TASK DESCRIPTION: Transcribe exactly the stretch of lines beginning at the one containing "Transcribe this image's" and closing with the last line of the entries below. Omit images.

----- SUPPLIED RECORDS

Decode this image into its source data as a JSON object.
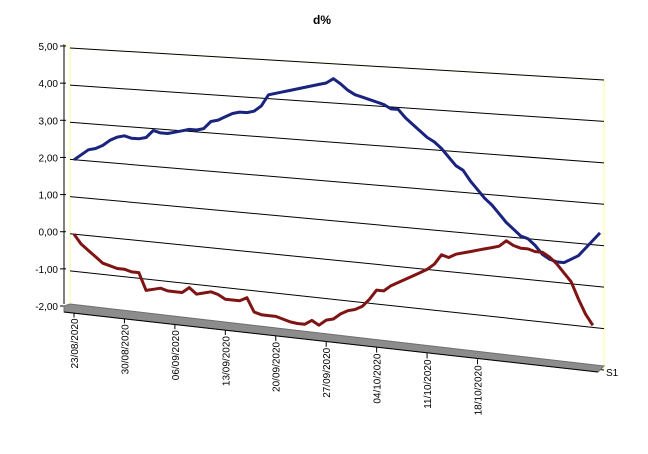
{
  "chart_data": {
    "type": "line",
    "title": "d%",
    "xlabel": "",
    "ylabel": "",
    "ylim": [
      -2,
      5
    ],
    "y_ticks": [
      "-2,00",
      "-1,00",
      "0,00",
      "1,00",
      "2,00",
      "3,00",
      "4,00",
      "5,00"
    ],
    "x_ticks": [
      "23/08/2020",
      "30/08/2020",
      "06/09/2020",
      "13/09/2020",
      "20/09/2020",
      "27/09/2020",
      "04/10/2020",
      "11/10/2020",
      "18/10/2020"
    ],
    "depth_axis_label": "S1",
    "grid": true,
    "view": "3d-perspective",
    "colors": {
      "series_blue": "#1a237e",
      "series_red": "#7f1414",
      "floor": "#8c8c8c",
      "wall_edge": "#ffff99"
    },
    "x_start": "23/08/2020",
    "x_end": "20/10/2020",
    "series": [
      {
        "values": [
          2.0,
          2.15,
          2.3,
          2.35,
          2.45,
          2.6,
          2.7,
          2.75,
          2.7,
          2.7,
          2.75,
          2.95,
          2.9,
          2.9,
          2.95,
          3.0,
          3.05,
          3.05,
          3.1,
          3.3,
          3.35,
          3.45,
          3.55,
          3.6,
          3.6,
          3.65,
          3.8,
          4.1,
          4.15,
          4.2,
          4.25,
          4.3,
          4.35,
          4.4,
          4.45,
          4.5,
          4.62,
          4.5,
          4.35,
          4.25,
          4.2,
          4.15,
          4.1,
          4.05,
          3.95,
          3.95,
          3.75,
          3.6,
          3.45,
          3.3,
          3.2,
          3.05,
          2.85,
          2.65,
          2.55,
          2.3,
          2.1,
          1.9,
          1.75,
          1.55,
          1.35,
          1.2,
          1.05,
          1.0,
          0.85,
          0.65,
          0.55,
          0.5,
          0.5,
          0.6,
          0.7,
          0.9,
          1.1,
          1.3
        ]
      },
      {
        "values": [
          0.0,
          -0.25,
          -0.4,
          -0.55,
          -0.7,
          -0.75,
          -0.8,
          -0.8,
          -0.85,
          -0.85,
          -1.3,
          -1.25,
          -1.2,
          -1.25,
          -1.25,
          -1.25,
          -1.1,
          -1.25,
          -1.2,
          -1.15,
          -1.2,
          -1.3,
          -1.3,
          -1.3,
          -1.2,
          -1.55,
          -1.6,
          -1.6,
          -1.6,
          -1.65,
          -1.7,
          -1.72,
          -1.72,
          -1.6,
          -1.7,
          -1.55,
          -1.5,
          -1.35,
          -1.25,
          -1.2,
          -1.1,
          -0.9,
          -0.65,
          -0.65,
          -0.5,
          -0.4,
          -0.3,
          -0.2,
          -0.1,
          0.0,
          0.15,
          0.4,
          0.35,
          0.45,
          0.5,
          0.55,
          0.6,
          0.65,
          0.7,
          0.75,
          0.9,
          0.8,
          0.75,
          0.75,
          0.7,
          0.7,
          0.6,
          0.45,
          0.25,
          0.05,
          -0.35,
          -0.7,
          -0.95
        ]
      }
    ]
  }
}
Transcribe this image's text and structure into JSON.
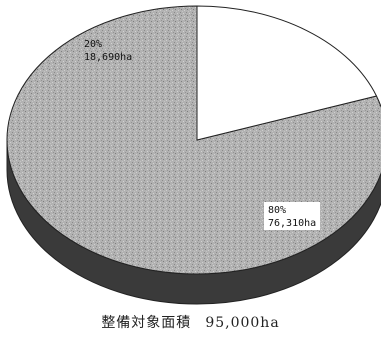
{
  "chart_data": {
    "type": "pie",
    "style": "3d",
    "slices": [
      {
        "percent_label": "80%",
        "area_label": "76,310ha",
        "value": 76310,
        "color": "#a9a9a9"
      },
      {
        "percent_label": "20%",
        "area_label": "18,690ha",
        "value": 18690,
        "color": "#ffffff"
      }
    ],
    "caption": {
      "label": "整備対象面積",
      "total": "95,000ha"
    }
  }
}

----------

FINAL RESULT:
Transcribe this image's text and structure into JSON.
{
  "chart_data": {
    "type": "pie",
    "style": "3d",
    "slices": [
      {
        "percent_label": "80%",
        "area_label": "76,310ha",
        "value": 76310,
        "color": "#a9a9a9"
      },
      {
        "percent_label": "20%",
        "area_label": "18,690ha",
        "value": 18690,
        "color": "#ffffff"
      }
    ],
    "caption": {
      "label": "整備対象面積",
      "total": "95,000ha"
    }
  }
}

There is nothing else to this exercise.